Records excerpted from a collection
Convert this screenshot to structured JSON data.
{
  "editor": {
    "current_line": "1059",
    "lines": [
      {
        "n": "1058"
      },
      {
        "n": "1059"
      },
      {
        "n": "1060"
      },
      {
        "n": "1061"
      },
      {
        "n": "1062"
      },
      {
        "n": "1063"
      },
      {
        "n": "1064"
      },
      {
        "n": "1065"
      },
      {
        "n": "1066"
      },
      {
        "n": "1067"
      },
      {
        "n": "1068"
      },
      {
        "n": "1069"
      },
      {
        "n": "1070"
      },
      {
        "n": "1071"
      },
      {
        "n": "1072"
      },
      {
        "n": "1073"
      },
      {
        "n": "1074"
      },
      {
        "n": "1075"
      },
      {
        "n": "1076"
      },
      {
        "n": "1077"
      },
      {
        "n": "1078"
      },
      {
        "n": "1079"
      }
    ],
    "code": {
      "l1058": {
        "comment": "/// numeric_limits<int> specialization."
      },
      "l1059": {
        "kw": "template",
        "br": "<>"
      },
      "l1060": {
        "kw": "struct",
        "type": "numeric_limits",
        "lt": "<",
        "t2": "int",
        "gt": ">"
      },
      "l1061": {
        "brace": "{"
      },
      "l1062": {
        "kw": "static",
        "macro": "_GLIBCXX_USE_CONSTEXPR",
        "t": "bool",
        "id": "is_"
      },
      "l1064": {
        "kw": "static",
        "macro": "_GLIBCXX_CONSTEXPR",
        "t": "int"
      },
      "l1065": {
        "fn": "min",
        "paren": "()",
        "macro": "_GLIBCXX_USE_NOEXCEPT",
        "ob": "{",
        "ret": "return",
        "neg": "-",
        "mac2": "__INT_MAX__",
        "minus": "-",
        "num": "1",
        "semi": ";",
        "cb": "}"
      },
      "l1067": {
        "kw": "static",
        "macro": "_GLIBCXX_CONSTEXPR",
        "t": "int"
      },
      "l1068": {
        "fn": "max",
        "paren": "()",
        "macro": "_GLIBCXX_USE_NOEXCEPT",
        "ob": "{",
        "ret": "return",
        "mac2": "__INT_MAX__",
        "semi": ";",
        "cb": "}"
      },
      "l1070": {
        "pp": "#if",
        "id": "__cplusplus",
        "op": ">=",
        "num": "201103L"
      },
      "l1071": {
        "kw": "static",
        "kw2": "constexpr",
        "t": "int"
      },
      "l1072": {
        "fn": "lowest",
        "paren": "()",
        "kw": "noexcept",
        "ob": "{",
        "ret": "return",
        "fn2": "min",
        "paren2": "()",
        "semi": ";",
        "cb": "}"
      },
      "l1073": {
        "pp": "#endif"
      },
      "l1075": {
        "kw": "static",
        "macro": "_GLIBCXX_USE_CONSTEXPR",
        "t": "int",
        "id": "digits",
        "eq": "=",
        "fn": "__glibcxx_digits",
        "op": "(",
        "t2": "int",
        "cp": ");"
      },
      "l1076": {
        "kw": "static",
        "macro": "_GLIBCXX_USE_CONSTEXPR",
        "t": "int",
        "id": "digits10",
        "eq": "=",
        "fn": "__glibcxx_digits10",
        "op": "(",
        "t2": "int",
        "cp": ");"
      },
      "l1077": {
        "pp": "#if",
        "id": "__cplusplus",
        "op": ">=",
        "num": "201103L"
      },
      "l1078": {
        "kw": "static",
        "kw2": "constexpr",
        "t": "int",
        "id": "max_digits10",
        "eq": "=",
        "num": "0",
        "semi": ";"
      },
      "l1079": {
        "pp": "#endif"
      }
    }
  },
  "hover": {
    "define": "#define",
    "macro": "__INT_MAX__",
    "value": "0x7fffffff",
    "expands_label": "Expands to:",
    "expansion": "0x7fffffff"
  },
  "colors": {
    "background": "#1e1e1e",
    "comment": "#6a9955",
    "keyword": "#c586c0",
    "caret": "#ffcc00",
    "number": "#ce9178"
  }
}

SHORT EXERCISE -
Using the entries above, please restate each one word for word.

WORKED SOLUTION -
Convert this screenshot to structured JSON data.
{
  "editor": {
    "current_line": "1059",
    "lines": [
      {
        "n": "1058"
      },
      {
        "n": "1059"
      },
      {
        "n": "1060"
      },
      {
        "n": "1061"
      },
      {
        "n": "1062"
      },
      {
        "n": "1063"
      },
      {
        "n": "1064"
      },
      {
        "n": "1065"
      },
      {
        "n": "1066"
      },
      {
        "n": "1067"
      },
      {
        "n": "1068"
      },
      {
        "n": "1069"
      },
      {
        "n": "1070"
      },
      {
        "n": "1071"
      },
      {
        "n": "1072"
      },
      {
        "n": "1073"
      },
      {
        "n": "1074"
      },
      {
        "n": "1075"
      },
      {
        "n": "1076"
      },
      {
        "n": "1077"
      },
      {
        "n": "1078"
      },
      {
        "n": "1079"
      }
    ],
    "code": {
      "l1058": {
        "comment": "/// numeric_limits<int> specialization."
      },
      "l1059": {
        "kw": "template",
        "br": "<>"
      },
      "l1060": {
        "kw": "struct",
        "type": "numeric_limits",
        "lt": "<",
        "t2": "int",
        "gt": ">"
      },
      "l1061": {
        "brace": "{"
      },
      "l1062": {
        "kw": "static",
        "macro": "_GLIBCXX_USE_CONSTEXPR",
        "t": "bool",
        "id": "is_"
      },
      "l1064": {
        "kw": "static",
        "macro": "_GLIBCXX_CONSTEXPR",
        "t": "int"
      },
      "l1065": {
        "fn": "min",
        "paren": "()",
        "macro": "_GLIBCXX_USE_NOEXCEPT",
        "ob": "{",
        "ret": "return",
        "neg": "-",
        "mac2": "__INT_MAX__",
        "minus": "-",
        "num": "1",
        "semi": ";",
        "cb": "}"
      },
      "l1067": {
        "kw": "static",
        "macro": "_GLIBCXX_CONSTEXPR",
        "t": "int"
      },
      "l1068": {
        "fn": "max",
        "paren": "()",
        "macro": "_GLIBCXX_USE_NOEXCEPT",
        "ob": "{",
        "ret": "return",
        "mac2": "__INT_MAX__",
        "semi": ";",
        "cb": "}"
      },
      "l1070": {
        "pp": "#if",
        "id": "__cplusplus",
        "op": ">=",
        "num": "201103L"
      },
      "l1071": {
        "kw": "static",
        "kw2": "constexpr",
        "t": "int"
      },
      "l1072": {
        "fn": "lowest",
        "paren": "()",
        "kw": "noexcept",
        "ob": "{",
        "ret": "return",
        "fn2": "min",
        "paren2": "()",
        "semi": ";",
        "cb": "}"
      },
      "l1073": {
        "pp": "#endif"
      },
      "l1075": {
        "kw": "static",
        "macro": "_GLIBCXX_USE_CONSTEXPR",
        "t": "int",
        "id": "digits",
        "eq": "=",
        "fn": "__glibcxx_digits",
        "op": "(",
        "t2": "int",
        "cp": ");"
      },
      "l1076": {
        "kw": "static",
        "macro": "_GLIBCXX_USE_CONSTEXPR",
        "t": "int",
        "id": "digits10",
        "eq": "=",
        "fn": "__glibcxx_digits10",
        "op": "(",
        "t2": "int",
        "cp": ");"
      },
      "l1077": {
        "pp": "#if",
        "id": "__cplusplus",
        "op": ">=",
        "num": "201103L"
      },
      "l1078": {
        "kw": "static",
        "kw2": "constexpr",
        "t": "int",
        "id": "max_digits10",
        "eq": "=",
        "num": "0",
        "semi": ";"
      },
      "l1079": {
        "pp": "#endif"
      }
    }
  },
  "hover": {
    "define": "#define",
    "macro": "__INT_MAX__",
    "value": "0x7fffffff",
    "expands_label": "Expands to:",
    "expansion": "0x7fffffff"
  },
  "colors": {
    "background": "#1e1e1e",
    "comment": "#6a9955",
    "keyword": "#c586c0",
    "caret": "#ffcc00",
    "number": "#ce9178"
  }
}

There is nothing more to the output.